> **Exercise objective**: Write out every record below exactly as it appears.

> **Material provided**:
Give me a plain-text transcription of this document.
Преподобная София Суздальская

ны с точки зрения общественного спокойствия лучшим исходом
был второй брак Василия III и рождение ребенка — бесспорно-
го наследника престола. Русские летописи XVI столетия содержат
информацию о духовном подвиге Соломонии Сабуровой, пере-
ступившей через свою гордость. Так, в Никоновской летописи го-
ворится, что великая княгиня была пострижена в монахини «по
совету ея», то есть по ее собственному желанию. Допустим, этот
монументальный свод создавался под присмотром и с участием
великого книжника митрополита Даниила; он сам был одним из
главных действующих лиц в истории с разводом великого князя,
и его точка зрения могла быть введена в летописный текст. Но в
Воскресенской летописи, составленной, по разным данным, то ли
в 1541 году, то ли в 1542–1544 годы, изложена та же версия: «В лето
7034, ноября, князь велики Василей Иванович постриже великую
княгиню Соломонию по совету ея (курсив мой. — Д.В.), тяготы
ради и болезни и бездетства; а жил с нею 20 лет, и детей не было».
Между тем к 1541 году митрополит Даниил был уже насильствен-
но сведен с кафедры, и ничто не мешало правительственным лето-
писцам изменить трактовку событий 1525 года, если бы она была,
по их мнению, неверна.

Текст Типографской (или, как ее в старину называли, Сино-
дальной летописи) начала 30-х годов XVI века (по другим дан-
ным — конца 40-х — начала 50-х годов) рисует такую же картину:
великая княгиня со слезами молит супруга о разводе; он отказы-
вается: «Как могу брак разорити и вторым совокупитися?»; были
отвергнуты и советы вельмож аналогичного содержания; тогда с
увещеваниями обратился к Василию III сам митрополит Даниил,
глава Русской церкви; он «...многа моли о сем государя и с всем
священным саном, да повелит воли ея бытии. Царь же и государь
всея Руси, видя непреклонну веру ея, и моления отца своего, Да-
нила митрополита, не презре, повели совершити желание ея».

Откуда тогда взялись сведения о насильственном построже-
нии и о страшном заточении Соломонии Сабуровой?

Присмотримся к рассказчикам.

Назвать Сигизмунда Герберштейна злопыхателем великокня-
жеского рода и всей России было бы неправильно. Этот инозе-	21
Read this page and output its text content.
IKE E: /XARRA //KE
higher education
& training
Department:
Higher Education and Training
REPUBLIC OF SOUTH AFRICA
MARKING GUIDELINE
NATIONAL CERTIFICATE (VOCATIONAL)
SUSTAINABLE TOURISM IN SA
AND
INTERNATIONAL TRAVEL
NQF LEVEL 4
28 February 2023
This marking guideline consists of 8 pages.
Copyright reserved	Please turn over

> **Written response**:
Give me a plain-text transcription of this document.
Преподобная София Суздальская

ны с точки зрения общественного спокойствия лучшим исходом
был второй брак Василия III и рождение ребенка — бесспорно-
го наследника престола. Русские летописи XVI столетия содержат
информацию о духовном подвиге Соломонии Сабуровой, пере-
ступившей через свою гордость. Так, в Никоновской летописи го-
ворится, что великая княгиня была пострижена в монахини «по
совету ея», то есть по ее собственному желанию. Допустим, этот
монументальный свод создавался под присмотром и с участием
великого книжника митрополита Даниила; он сам был одним из
главных действующих лиц в истории с разводом великого князя,
и его точка зрения могла быть введена в летописный текст. Но в
Воскресенской летописи, составленной, по разным данным, то ли
в 1541 году, то ли в 1542–1544 годы, изложена та же версия: «В лето
7034, ноября, князь велики Василей Иванович постриже великую
княгиню Соломонию по совету ея (курсив мой. — Д.В.), тяготы
ради и болезни и бездетства; а жил с нею 20 лет, и детей не было».
Между тем к 1541 году митрополит Даниил был уже насильствен-
но сведен с кафедры, и ничто не мешало правительственным лето-
писцам изменить трактовку событий 1525 года, если бы она была,
по их мнению, неверна.

Текст Типографской (или, как ее в старину называли, Сино-
дальной летописи) начала 30-х годов XVI века (по другим дан-
ным — конца 40-х — начала 50-х годов) рисует такую же картину:
великая княгиня со слезами молит супруга о разводе; он отказы-
вается: «Как могу брак разорити и вторым совокупитися?»; были
отвергнуты и советы вельмож аналогичного содержания; тогда с
увещеваниями обратился к Василию III сам митрополит Даниил,
глава Русской церкви; он «...многа моли о сем государя и с всем
священным саном, да повелит воли ея бытии. Царь же и государь
всея Руси, видя непреклонну веру ея, и моления отца своего, Да-
нила митрополита, не презре, повели совершити желание ея».

Откуда тогда взялись сведения о насильственном построже-
нии и о страшном заточении Соломонии Сабуровой?

Присмотримся к рассказчикам.

Назвать Сигизмунда Герберштейна злопыхателем великокня-
жеского рода и всей России было бы неправильно. Этот инозе-	21
Read this page and output its text content.
IKE E: /XARRA //KE
higher education
& training
Department:
Higher Education and Training
REPUBLIC OF SOUTH AFRICA
MARKING GUIDELINE
NATIONAL CERTIFICATE (VOCATIONAL)
SUSTAINABLE TOURISM IN SA
AND
INTERNATIONAL TRAVEL
NQF LEVEL 4
28 February 2023
This marking guideline consists of 8 pages.
Copyright reserved	Please turn over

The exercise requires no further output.